Search the data for the word "dbar" and copy every line that contains it.

··········

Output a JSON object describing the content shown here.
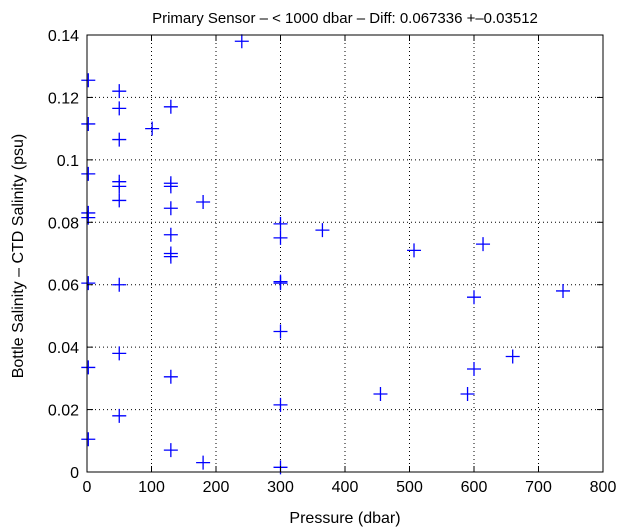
{
  "chart_data": {
    "type": "scatter",
    "title": "Primary Sensor – < 1000 dbar – Diff: 0.067336 +–0.03512",
    "xlabel": "Pressure (dbar)",
    "ylabel": "Bottle Salinity – CTD Salinity (psu)",
    "xlim": [
      0,
      800
    ],
    "ylim": [
      0,
      0.14
    ],
    "x_ticks": [
      0,
      100,
      200,
      300,
      400,
      500,
      600,
      700,
      800
    ],
    "x_tick_labels": [
      "0",
      "100",
      "200",
      "300",
      "400",
      "500",
      "600",
      "700",
      "800"
    ],
    "y_ticks": [
      0,
      0.02,
      0.04,
      0.06,
      0.08,
      0.1,
      0.12,
      0.14
    ],
    "y_tick_labels": [
      "0",
      "0.02",
      "0.04",
      "0.06",
      "0.08",
      "0.1",
      "0.12",
      "0.14"
    ],
    "grid": true,
    "marker": "plus",
    "marker_color": "#0000ff",
    "series": [
      {
        "points": [
          {
            "x": 2,
            "y": 0.1255
          },
          {
            "x": 2,
            "y": 0.1115
          },
          {
            "x": 2,
            "y": 0.0955
          },
          {
            "x": 2,
            "y": 0.083
          },
          {
            "x": 2,
            "y": 0.0815
          },
          {
            "x": 2,
            "y": 0.0605
          },
          {
            "x": 2,
            "y": 0.0335
          },
          {
            "x": 2,
            "y": 0.0105
          },
          {
            "x": 50,
            "y": 0.122
          },
          {
            "x": 50,
            "y": 0.1165
          },
          {
            "x": 50,
            "y": 0.1065
          },
          {
            "x": 50,
            "y": 0.093
          },
          {
            "x": 50,
            "y": 0.0915
          },
          {
            "x": 50,
            "y": 0.087
          },
          {
            "x": 50,
            "y": 0.06
          },
          {
            "x": 50,
            "y": 0.038
          },
          {
            "x": 50,
            "y": 0.018
          },
          {
            "x": 101,
            "y": 0.11
          },
          {
            "x": 130,
            "y": 0.117
          },
          {
            "x": 130,
            "y": 0.0925
          },
          {
            "x": 130,
            "y": 0.0915
          },
          {
            "x": 130,
            "y": 0.0845
          },
          {
            "x": 130,
            "y": 0.076
          },
          {
            "x": 130,
            "y": 0.07
          },
          {
            "x": 130,
            "y": 0.069
          },
          {
            "x": 130,
            "y": 0.0305
          },
          {
            "x": 130,
            "y": 0.007
          },
          {
            "x": 180,
            "y": 0.0865
          },
          {
            "x": 180,
            "y": 0.003
          },
          {
            "x": 240,
            "y": 0.138
          },
          {
            "x": 300,
            "y": 0.0795
          },
          {
            "x": 300,
            "y": 0.075
          },
          {
            "x": 300,
            "y": 0.061
          },
          {
            "x": 300,
            "y": 0.0605
          },
          {
            "x": 300,
            "y": 0.045
          },
          {
            "x": 300,
            "y": 0.0215
          },
          {
            "x": 300,
            "y": 0.0015
          },
          {
            "x": 365,
            "y": 0.0775
          },
          {
            "x": 455,
            "y": 0.025
          },
          {
            "x": 507,
            "y": 0.071
          },
          {
            "x": 590,
            "y": 0.025
          },
          {
            "x": 600,
            "y": 0.056
          },
          {
            "x": 600,
            "y": 0.033
          },
          {
            "x": 614,
            "y": 0.073
          },
          {
            "x": 660,
            "y": 0.037
          },
          {
            "x": 738,
            "y": 0.058
          }
        ]
      }
    ]
  }
}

··········

The reply ->
    "title": "Primary Sensor – < 1000 dbar – Diff: 0.067336 +–0.03512",
    "xlabel": "Pressure (dbar)",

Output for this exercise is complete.